§ Исходный отрывок:
Смотрю вдоль вала. Влево, к кордону, уже видно, как наши редкие цепи переходят через вал и медленно отходят к Армянску. Теперь уже смолкла и вся наша артиллерия и потянулась в тыл. Это все влево. Справа же пока все по-старому. Наши еще по ту сторону вала. Наша команда решила не отходить и ожидать 2-й батальон. Но у меня горько на душе. Сколько погибло людей, и, в общем, понапрасну. Так сидим минут десять, когда поручик Г. командует «в цепь». Мы растягиваемся и примыкаем к левому флангу. В это время показывается и 2-й батальон и, перевалив через вал, примыкает к нашему правому крылу. Медленно мы продолжаем наш отход. Еще минут пять, и кое-где на валу уже появляются большевики. Их позиция теперь великолепна, и они сразу принимаются за обстрел нас. Но мы на все это ноль внимания и идем как на прогулке во весь рост. Теперь только высказалась вся нераспорядительность высшего начальства. Связи не было никакой, и каждая рота, команда действовали по-своему. Одна рота еще отстреливалась, а другая уже была черт знает где.

§ Фрагменты данных:
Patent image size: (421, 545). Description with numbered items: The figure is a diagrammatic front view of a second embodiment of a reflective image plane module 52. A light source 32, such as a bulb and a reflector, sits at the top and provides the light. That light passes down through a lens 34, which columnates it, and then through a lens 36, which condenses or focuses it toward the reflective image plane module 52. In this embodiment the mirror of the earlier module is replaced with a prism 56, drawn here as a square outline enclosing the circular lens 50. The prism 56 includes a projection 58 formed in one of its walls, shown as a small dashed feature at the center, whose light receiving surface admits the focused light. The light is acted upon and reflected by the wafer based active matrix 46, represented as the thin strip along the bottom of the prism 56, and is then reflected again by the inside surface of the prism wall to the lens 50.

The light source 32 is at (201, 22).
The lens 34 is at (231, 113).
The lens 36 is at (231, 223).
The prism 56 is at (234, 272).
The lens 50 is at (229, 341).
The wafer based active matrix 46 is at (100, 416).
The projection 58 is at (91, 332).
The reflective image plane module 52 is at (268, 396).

§ Задания:
a) Кто в отрывке отдает команду «в цепь»?
b) Перескажите отрывок в двух предложениях.
c) Как кратко, в виде списка, передать абзац отрывка, начинающийся словами «Смотрю вдоль вала»?
Эти данные никак не связаны с отрывком.

§ Список ответов:
a) Поручик Г.

b) Цепи слева отходят через вал к Армянску, а команда, к которой примыкает 2-й батальон, тоже медленно отступает во весь рост под обстрелом большевиков, появившихся на валу. Погибло много людей, в общем понапрасну, и открылась нераспорядительность высшего начальства: связи не было, и каждая рота и команда действовали по-своему.

c)
- Слева цепи переходят через вал и отходят к Армянску, артиллерия смолкла и ушла в тыл.
- Справа свои пока по ту сторону вала, команда ждет 2-й батальон.
- Много людей погибло, в общем понапрасну.
- Минут через десять поручик Г. командует «в цепь», команда примыкает к левому флангу, 2-й батальон — к правому крылу.
- Начинается медленный отход, большевики занимают вал и открывают огонь, но отходящие идут во весь рост.
- Связи не было, каждая рота и команда действовали по-своему.